Metin Alıntısı:
Anayasa’da çevre hakkı bulunmalıdır
Biyologlar Derneği Başkanı Niyazi Türkseven ülke anayasasının çevre konusunda gerekli hassasiyetleri içermediğini ifade etti. “Anayasamız çevre hakkları bakımından çağdaş ülkelerin gerisindedir” diyen Türkseven, yeni hükümetin diğer partiler ile de uzlaşarak anayasal değişikliğe gitmesi gerektiğine dikkat çekti. Türkseven Anayasa’da bulunan “Temel Haklar” kısmına “Çevre Hakkı”nın eklenmesi gerektiğine vurgu yaptı.

İklim değişikliği ile mücadelede “Konsey” şart!
Kıbrıs’ın küresel iklim değişikliğinden en çok etkilenecek ülkelerin başında geldiğini kaydeden Türkseven, iklim değişikliği ile mücadele noktasında Kuzey Kıbrıs’ta kayda değer herhangi bir şey yapılmadığını ifade etti. “İklim değişikliği ile mücadele noktasında gerekli kararlar üretecek, devlet ve sivil toplum temsilcilerinden oluşturulacak bağımsız bir kurulun oluşturulması kaçınılmazdır” şeklinde konuşan Türkseven, söz konusu kurulun vakit kaybetmeden süratle kararlar üretmesi gerektiğine dikkat çekti.

Enerji Kaynakları

Türkseven mevcut termik santarllerin filitresiz çalıştırıldığını belirtti. Bu durumu “Mevcut uygulama çevre düşmanlığıdı” cümlesi ile yorumlayan Türkseven, “Enerji üretimimizin fosil yakıtlara bağımlılığı sonlandırılmalı ve termik santarllere yatırım durudurulmalıdır” diye konuştu. 2010 yılının sonuna kadar toplam enerjinin %12’sinin yenilenebilir enerji kaynaklarından karşılanması gerektiğini belirten Niyazi Türkseven, “toplam elektrik tüketiminin ise %22’sinin yenilenebilir enerji kaynaklarına dayandırılması gerçekleştirilmelidir” şeklinde konuştu.

Gösterilen Veriler:
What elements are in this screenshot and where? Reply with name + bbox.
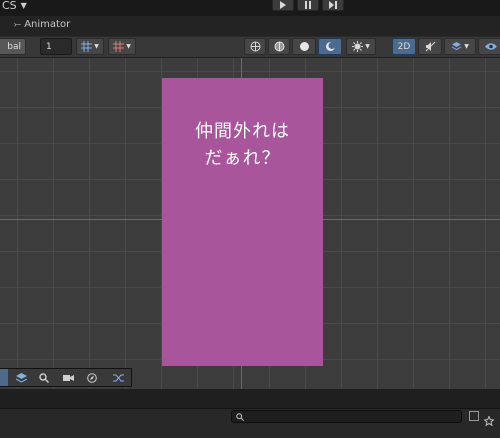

Yapılacaklar:
1. Metin alıntısına göre Türkseven mevcut uygulamayı neden çevre düşmanlığı olarak nitelendiriyor? Lütfen bir ila üç cümleyle açıklayın.
2. Metin alıntısında "Kıbrıs’ın küresel iklim" sözcükleriyle başlayıp "üretmesi gerektiğine dikkat çekti." sözcükleriyle biten bölümü, bu sözcükler de dahil olmak üzere hiç değiştirmeden döndürün.

Görev Yanıtları:
1. Türkseven, mevcut termik santrallerin filtresiz çalıştırıldığını belirtiyor. Bu durumu yorumlarken mevcut uygulamayı çevre düşmanlığı olarak nitelendiriyor.

2.
Kıbrıs’ın küresel iklim değişikliğinden en çok etkilenecek ülkelerin başında geldiğini kaydeden Türkseven, iklim değişikliği ile mücadele noktasında Kuzey Kıbrıs’ta kayda değer herhangi bir şey yapılmadığını ifade etti. “İklim değişikliği ile mücadele noktasında gerekli kararlar üretecek, devlet ve sivil toplum temsilcilerinden oluşturulacak bağımsız bir kurulun oluşturulması kaçınılmazdır” şeklinde konuşan Türkseven, söz konusu kurulun vakit kaybetmeden süratle kararlar üretmesi gerektiğine dikkat çekti.